# Passo citato
Visti il ricorso in appello, i motivi aggiunti e i relativi allegati; Visto l’atto di costituzione in giudizio di Comune di Paternopoli; 

Visti tutti gli atti della causa;

Udita la relazione del Cons. Alessandro Maggio all’udienza telematica del giorno 20/5/20201, svoltasi in videoconferenza, ai sensi degli artt. 4, comma 1, D.L. 30/4/2020 n. 28 e 25, comma 2, del D.L. 28/10/2020, n. 137, mediante l’utilizzo di piattaforma “Microsoft Teams”, come da circolare 13/3/2020, n. 6305 del Segretario Generale della Giustizia Amministrativa; Ritenuto e considerato in fatto e diritto quanto segue.

FATTO e DIRITTO

Con ricorso al T.A.R. Campania – Salerno il sig. Michele Troisi, titolare di un’officina meccanica esercitata in un edificio ubicato in zona agricola del Comune di Paternopoli, ha impugnato l’ordine di chiusura della detta attività (ordinanza 19/2/2019, n. 1), il provvedimento con cui è stata ingiunta la demolizione delle parti abusive del menzionato fabbricato (ordinanza 11/3/2019, n. 4), nonché il diniego di accertamento di conformità del contestato illecito edilizio (determinazione 21/5/2019, n. 2510).

L’adito Tribunale, con sentenza 16/12/2020, n. 1956, ha accolto il gravame limitatamente all’ordine di chiusura dell’attività, respingendolo per il resto.

Il sig. Troisi ha, quindi, appellato i capi di sentenza ad esso sfavorevoli con ricorso seguito da motivi aggiunti. Per resistere all’appello si è costituito in giudizio il Comune di Paternopoli.

# Obiettivo 1
Ripeti senza modifiche le righe dei record, dalla riga che contiene "mic-muted-icon (299, 93, 309, 105)" fino alla riga che contiene "wifi-icon[interactable] (985, 648, 1009, 670)", entrambe comprese.

# Dati
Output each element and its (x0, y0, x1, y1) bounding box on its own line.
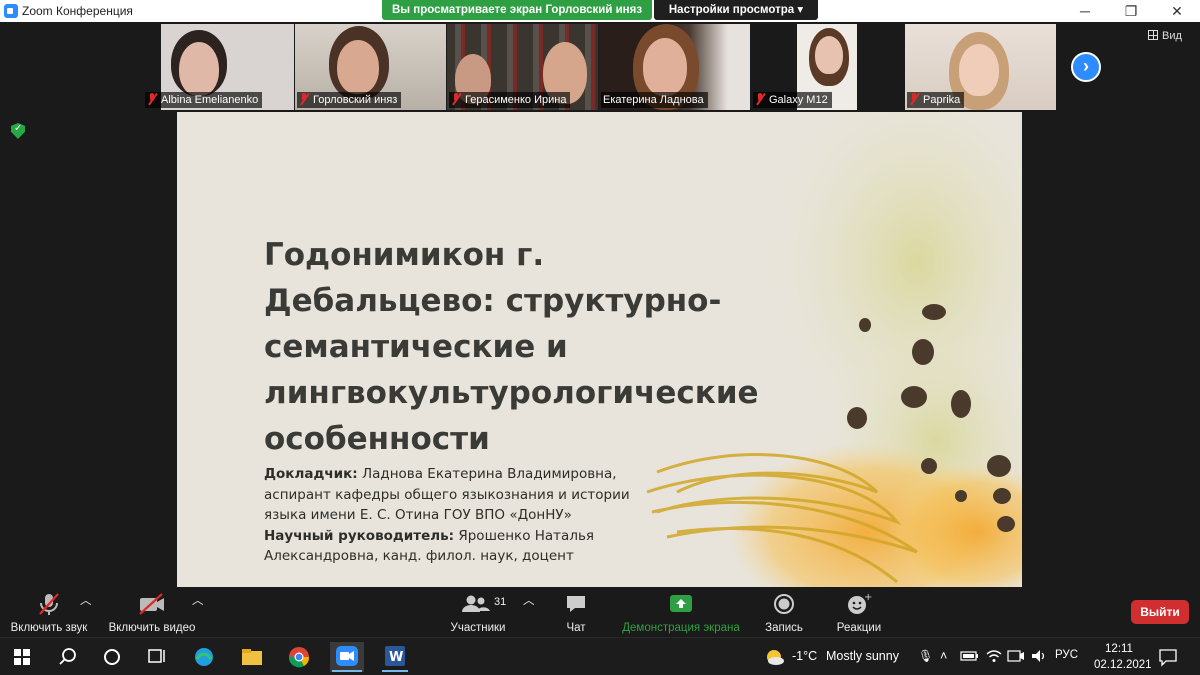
mic-muted-icon (299, 93, 309, 105)
clock-date: 02.12.2021 (1094, 659, 1152, 671)
system-clock[interactable]: 12:11 02.12.2021 (1094, 641, 1152, 673)
chat-button[interactable]: Чат (558, 592, 594, 634)
encryption-shield-icon[interactable] (11, 123, 25, 139)
share-banner: Вы просматриваете экран Горловский иняз (382, 0, 652, 20)
mic-muted-icon (39, 593, 59, 615)
windows-taskbar: W -1°C Mostly sunny 🎙 ˄ РУС 12:11 02.12.… (0, 637, 1200, 675)
face-shape (959, 44, 999, 96)
chevron-up-icon[interactable]: ˄ (940, 649, 947, 663)
participant-tile[interactable]: Paprika (905, 24, 1056, 110)
participant-name-label: Герасименко Ирина (449, 92, 571, 108)
chevron-right-icon: › (1083, 56, 1089, 76)
input-language-indicator[interactable]: РУС (1055, 649, 1078, 661)
mic-muted-icon (147, 93, 157, 105)
face-shape (337, 40, 379, 94)
wifi-icon[interactable] (985, 648, 1009, 670)
svg-text:+: + (864, 592, 872, 603)
svg-text:W: W (389, 650, 403, 665)
window-title: Zoom Конференция (22, 4, 133, 18)
chevron-down-icon: ▾ (797, 4, 804, 16)
chrome-browser-icon[interactable] (287, 646, 311, 668)
participant-name-label: Albina Emelianenko (145, 92, 263, 108)
participants-options-caret[interactable]: ︿ (523, 592, 535, 608)
maximize-button[interactable]: ❐ (1108, 0, 1154, 22)
speaker-volume-icon[interactable] (1030, 648, 1054, 670)
mic-muted-icon (755, 93, 765, 105)
next-page-arrow-button[interactable]: › (1071, 52, 1101, 82)
edge-browser-icon[interactable] (192, 646, 216, 668)
reactions-button[interactable]: + Реакции (834, 592, 884, 634)
emoji-add-icon: + (848, 592, 872, 614)
slide-presenter-info: Докладчик: Ладнова Екатерина Владимировн… (264, 464, 644, 567)
weather-sun-icon[interactable] (763, 647, 787, 669)
share-screen-button[interactable]: Демонстрация экрана (618, 592, 744, 634)
view-layout-button[interactable]: Вид (1148, 30, 1182, 42)
battery-icon[interactable] (960, 649, 984, 671)
view-options-button[interactable]: Настройки просмотра ▾ (654, 0, 818, 20)
participant-tile[interactable]: Герасименко Ирина (447, 24, 598, 110)
speaker-label: Докладчик: (264, 466, 358, 482)
clock-time: 12:11 (1105, 643, 1133, 655)
face-shape (643, 38, 687, 96)
participant-tile[interactable]: Galaxy M12 (751, 24, 902, 110)
camera-tray-icon[interactable] (1007, 648, 1031, 670)
record-button[interactable]: Запись (762, 592, 806, 634)
view-options-label: Настройки просмотра (668, 4, 795, 16)
advisor-label: Научный руководитель: (264, 527, 455, 544)
face-shape (815, 36, 843, 74)
participant-tile[interactable]: Albina Emelianenko (143, 24, 294, 110)
weather-temperature[interactable]: -1°C (792, 649, 817, 663)
minimize-button[interactable]: ─ (1062, 0, 1108, 22)
mic-muted-icon (909, 93, 919, 105)
participant-name-label: Galaxy M12 (753, 92, 832, 108)
zoom-app-icon (4, 4, 18, 18)
participant-name-label: Екатерина Ладнова (601, 92, 708, 108)
video-off-icon (139, 593, 164, 615)
audio-options-caret[interactable]: ︿ (80, 592, 92, 608)
start-video-button[interactable]: Включить видео (104, 592, 200, 634)
mic-muted-icon (451, 93, 461, 105)
record-icon (774, 594, 794, 614)
zoom-app-icon (336, 646, 358, 666)
share-screen-icon (670, 595, 692, 612)
video-options-caret[interactable]: ︿ (192, 592, 204, 608)
notifications-icon[interactable] (1158, 648, 1182, 670)
word-app-icon: W (385, 646, 405, 666)
close-window-button[interactable]: ✕ (1154, 0, 1200, 22)
grid-view-icon (1148, 30, 1158, 40)
shared-screen-slide: Годонимикон г. Дебальцево: структурно-се… (177, 112, 1022, 587)
leave-meeting-button[interactable]: Выйти (1131, 600, 1189, 624)
cortana-icon[interactable] (100, 646, 124, 668)
task-view-icon[interactable] (145, 646, 169, 668)
running-app-indicator (382, 670, 408, 672)
windows-start-icon[interactable] (12, 646, 36, 668)
participants-count: 31 (494, 596, 507, 608)
chat-icon (567, 596, 585, 612)
participant-name-label: Paprika (907, 92, 965, 108)
zoom-taskbar-button[interactable] (330, 642, 364, 672)
slide-title: Годонимикон г. Дебальцево: структурно-се… (264, 237, 759, 457)
face-shape (179, 42, 219, 96)
mic-tray-icon[interactable]: 🎙 (918, 649, 933, 663)
file-explorer-icon[interactable] (240, 646, 264, 668)
active-app-indicator (332, 670, 362, 672)
participant-tile-active-speaker[interactable]: Екатерина Ладнова (599, 24, 750, 110)
weather-description[interactable]: Mostly sunny (826, 649, 899, 663)
participant-name-label: Горловский иняз (297, 92, 402, 108)
word-taskbar-button[interactable]: W (378, 642, 412, 672)
search-icon[interactable] (56, 646, 80, 668)
participant-tile[interactable]: Горловский иняз (295, 24, 446, 110)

# Obiettivo 2
Trascrivi fedelmente il tratto del passo citato che si apre con le parole "Visti tutti gli" e si chiude con "diritto quanto segue.".

# Risultato 1
mic-muted-icon (299, 93, 309, 105)
clock-date: 02.12.2021 (1094, 659, 1152, 671)
system-clock[interactable]: 12:11 02.12.2021 (1094, 641, 1152, 673)
chat-button[interactable]: Чат (558, 592, 594, 634)
encryption-shield-icon[interactable] (11, 123, 25, 139)
share-banner: Вы просматриваете экран Горловский иняз (382, 0, 652, 20)
mic-muted-icon (39, 593, 59, 615)
windows-taskbar: W -1°C Mostly sunny 🎙 ˄ РУС 12:11 02.12.… (0, 637, 1200, 675)
face-shape (959, 44, 999, 96)
chevron-up-icon[interactable]: ˄ (940, 649, 947, 663)
participant-tile[interactable]: Paprika (905, 24, 1056, 110)
participant-name-label: Герасименко Ирина (449, 92, 571, 108)
chevron-right-icon: › (1083, 56, 1089, 76)
input-language-indicator[interactable]: РУС (1055, 649, 1078, 661)
mic-muted-icon (147, 93, 157, 105)
face-shape (337, 40, 379, 94)
wifi-icon[interactable] (985, 648, 1009, 670)

# Risultato 2
Visti tutti gli atti della causa;

Udita la relazione del Cons. Alessandro Maggio all’udienza telematica del giorno 20/5/20201, svoltasi in videoconferenza, ai sensi degli artt. 4, comma 1, D.L. 30/4/2020 n. 28 e 25, comma 2, del D.L. 28/10/2020, n. 137, mediante l’utilizzo di piattaforma “Microsoft Teams”, come da circolare 13/3/2020, n. 6305 del Segretario Generale della Giustizia Amministrativa; Ritenuto e considerato in fatto e diritto quanto segue.